- [REQUIRED TASK]
All of the material should be reproduced exactly, with pictures left out.

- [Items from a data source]
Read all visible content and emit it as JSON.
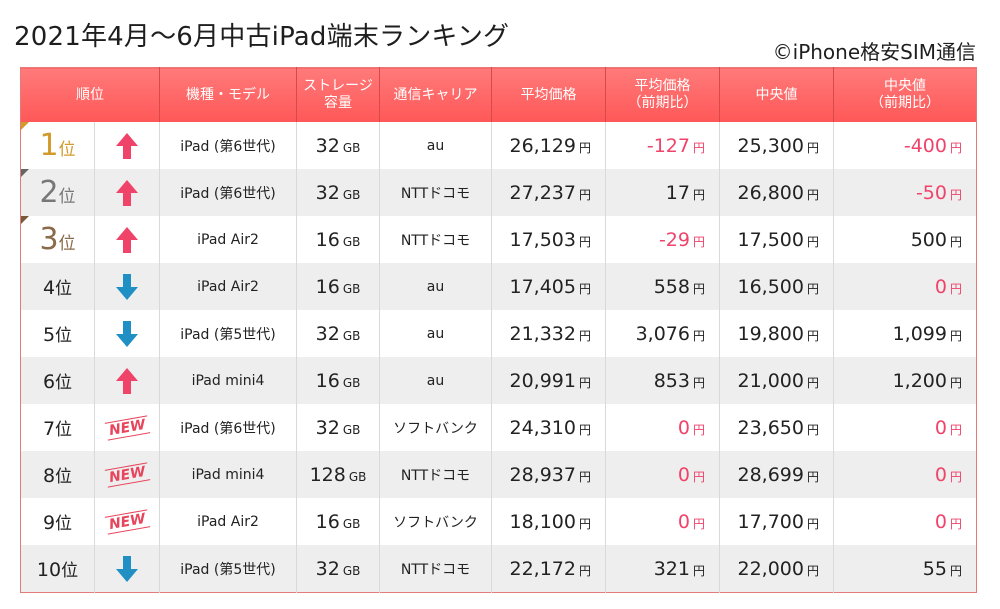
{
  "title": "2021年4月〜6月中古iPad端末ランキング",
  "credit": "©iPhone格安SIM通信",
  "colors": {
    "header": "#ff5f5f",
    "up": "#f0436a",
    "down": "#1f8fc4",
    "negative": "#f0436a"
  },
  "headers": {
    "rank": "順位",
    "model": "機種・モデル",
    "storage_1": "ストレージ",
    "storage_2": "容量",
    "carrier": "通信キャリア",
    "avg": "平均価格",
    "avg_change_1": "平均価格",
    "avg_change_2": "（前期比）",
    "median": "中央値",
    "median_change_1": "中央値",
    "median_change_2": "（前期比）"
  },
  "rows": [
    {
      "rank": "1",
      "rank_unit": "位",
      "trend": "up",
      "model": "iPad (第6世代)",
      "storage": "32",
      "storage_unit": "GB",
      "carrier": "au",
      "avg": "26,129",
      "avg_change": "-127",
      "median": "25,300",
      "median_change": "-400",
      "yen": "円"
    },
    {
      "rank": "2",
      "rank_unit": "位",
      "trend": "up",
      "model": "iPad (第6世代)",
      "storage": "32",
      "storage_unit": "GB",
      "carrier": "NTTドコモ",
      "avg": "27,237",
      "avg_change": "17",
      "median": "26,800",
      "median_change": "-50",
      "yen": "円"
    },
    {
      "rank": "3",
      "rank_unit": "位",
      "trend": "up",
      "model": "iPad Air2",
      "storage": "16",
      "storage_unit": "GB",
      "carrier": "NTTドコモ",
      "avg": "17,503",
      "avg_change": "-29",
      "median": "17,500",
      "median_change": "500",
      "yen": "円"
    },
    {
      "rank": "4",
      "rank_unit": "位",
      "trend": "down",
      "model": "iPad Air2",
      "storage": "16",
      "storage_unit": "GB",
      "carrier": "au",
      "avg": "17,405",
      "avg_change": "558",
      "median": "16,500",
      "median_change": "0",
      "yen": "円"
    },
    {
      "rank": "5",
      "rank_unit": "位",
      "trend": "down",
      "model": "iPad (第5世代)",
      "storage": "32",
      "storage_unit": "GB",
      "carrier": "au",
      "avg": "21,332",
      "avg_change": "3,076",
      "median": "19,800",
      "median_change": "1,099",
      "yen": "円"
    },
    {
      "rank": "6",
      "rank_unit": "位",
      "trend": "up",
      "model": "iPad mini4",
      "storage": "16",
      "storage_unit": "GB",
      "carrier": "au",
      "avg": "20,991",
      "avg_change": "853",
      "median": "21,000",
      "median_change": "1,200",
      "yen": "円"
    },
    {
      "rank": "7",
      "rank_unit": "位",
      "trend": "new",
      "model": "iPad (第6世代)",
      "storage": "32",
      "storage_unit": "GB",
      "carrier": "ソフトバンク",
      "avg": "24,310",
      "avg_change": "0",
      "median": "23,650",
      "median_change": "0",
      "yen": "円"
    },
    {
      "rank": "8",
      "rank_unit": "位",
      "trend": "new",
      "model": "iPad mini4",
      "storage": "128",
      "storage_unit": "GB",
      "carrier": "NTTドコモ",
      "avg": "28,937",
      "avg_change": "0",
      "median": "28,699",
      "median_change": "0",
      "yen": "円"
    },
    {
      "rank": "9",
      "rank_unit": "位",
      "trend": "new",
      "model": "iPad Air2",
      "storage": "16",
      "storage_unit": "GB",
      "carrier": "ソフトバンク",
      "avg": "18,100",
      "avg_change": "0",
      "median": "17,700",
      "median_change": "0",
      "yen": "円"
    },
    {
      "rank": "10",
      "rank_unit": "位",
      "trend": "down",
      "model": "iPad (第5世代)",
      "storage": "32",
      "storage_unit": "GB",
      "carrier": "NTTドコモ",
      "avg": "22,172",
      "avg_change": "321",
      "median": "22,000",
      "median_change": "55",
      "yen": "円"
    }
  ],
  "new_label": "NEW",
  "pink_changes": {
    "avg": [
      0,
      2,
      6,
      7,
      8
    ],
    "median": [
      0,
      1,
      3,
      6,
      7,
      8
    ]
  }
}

- [SOLUTION FOR THIS PROBLEM]
Read all visible content and emit it as JSON.
{
  "title": "2021年4月〜6月中古iPad端末ランキング",
  "credit": "©iPhone格安SIM通信",
  "colors": {
    "header": "#ff5f5f",
    "up": "#f0436a",
    "down": "#1f8fc4",
    "negative": "#f0436a"
  },
  "headers": {
    "rank": "順位",
    "model": "機種・モデル",
    "storage_1": "ストレージ",
    "storage_2": "容量",
    "carrier": "通信キャリア",
    "avg": "平均価格",
    "avg_change_1": "平均価格",
    "avg_change_2": "（前期比）",
    "median": "中央値",
    "median_change_1": "中央値",
    "median_change_2": "（前期比）"
  },
  "rows": [
    {
      "rank": "1",
      "rank_unit": "位",
      "trend": "up",
      "model": "iPad (第6世代)",
      "storage": "32",
      "storage_unit": "GB",
      "carrier": "au",
      "avg": "26,129",
      "avg_change": "-127",
      "median": "25,300",
      "median_change": "-400",
      "yen": "円"
    },
    {
      "rank": "2",
      "rank_unit": "位",
      "trend": "up",
      "model": "iPad (第6世代)",
      "storage": "32",
      "storage_unit": "GB",
      "carrier": "NTTドコモ",
      "avg": "27,237",
      "avg_change": "17",
      "median": "26,800",
      "median_change": "-50",
      "yen": "円"
    },
    {
      "rank": "3",
      "rank_unit": "位",
      "trend": "up",
      "model": "iPad Air2",
      "storage": "16",
      "storage_unit": "GB",
      "carrier": "NTTドコモ",
      "avg": "17,503",
      "avg_change": "-29",
      "median": "17,500",
      "median_change": "500",
      "yen": "円"
    },
    {
      "rank": "4",
      "rank_unit": "位",
      "trend": "down",
      "model": "iPad Air2",
      "storage": "16",
      "storage_unit": "GB",
      "carrier": "au",
      "avg": "17,405",
      "avg_change": "558",
      "median": "16,500",
      "median_change": "0",
      "yen": "円"
    },
    {
      "rank": "5",
      "rank_unit": "位",
      "trend": "down",
      "model": "iPad (第5世代)",
      "storage": "32",
      "storage_unit": "GB",
      "carrier": "au",
      "avg": "21,332",
      "avg_change": "3,076",
      "median": "19,800",
      "median_change": "1,099",
      "yen": "円"
    },
    {
      "rank": "6",
      "rank_unit": "位",
      "trend": "up",
      "model": "iPad mini4",
      "storage": "16",
      "storage_unit": "GB",
      "carrier": "au",
      "avg": "20,991",
      "avg_change": "853",
      "median": "21,000",
      "median_change": "1,200",
      "yen": "円"
    },
    {
      "rank": "7",
      "rank_unit": "位",
      "trend": "new",
      "model": "iPad (第6世代)",
      "storage": "32",
      "storage_unit": "GB",
      "carrier": "ソフトバンク",
      "avg": "24,310",
      "avg_change": "0",
      "median": "23,650",
      "median_change": "0",
      "yen": "円"
    },
    {
      "rank": "8",
      "rank_unit": "位",
      "trend": "new",
      "model": "iPad mini4",
      "storage": "128",
      "storage_unit": "GB",
      "carrier": "NTTドコモ",
      "avg": "28,937",
      "avg_change": "0",
      "median": "28,699",
      "median_change": "0",
      "yen": "円"
    },
    {
      "rank": "9",
      "rank_unit": "位",
      "trend": "new",
      "model": "iPad Air2",
      "storage": "16",
      "storage_unit": "GB",
      "carrier": "ソフトバンク",
      "avg": "18,100",
      "avg_change": "0",
      "median": "17,700",
      "median_change": "0",
      "yen": "円"
    },
    {
      "rank": "10",
      "rank_unit": "位",
      "trend": "down",
      "model": "iPad (第5世代)",
      "storage": "32",
      "storage_unit": "GB",
      "carrier": "NTTドコモ",
      "avg": "22,172",
      "avg_change": "321",
      "median": "22,000",
      "median_change": "55",
      "yen": "円"
    }
  ],
  "new_label": "NEW",
  "pink_changes": {
    "avg": [
      0,
      2,
      6,
      7,
      8
    ],
    "median": [
      0,
      1,
      3,
      6,
      7,
      8
    ]
  }
}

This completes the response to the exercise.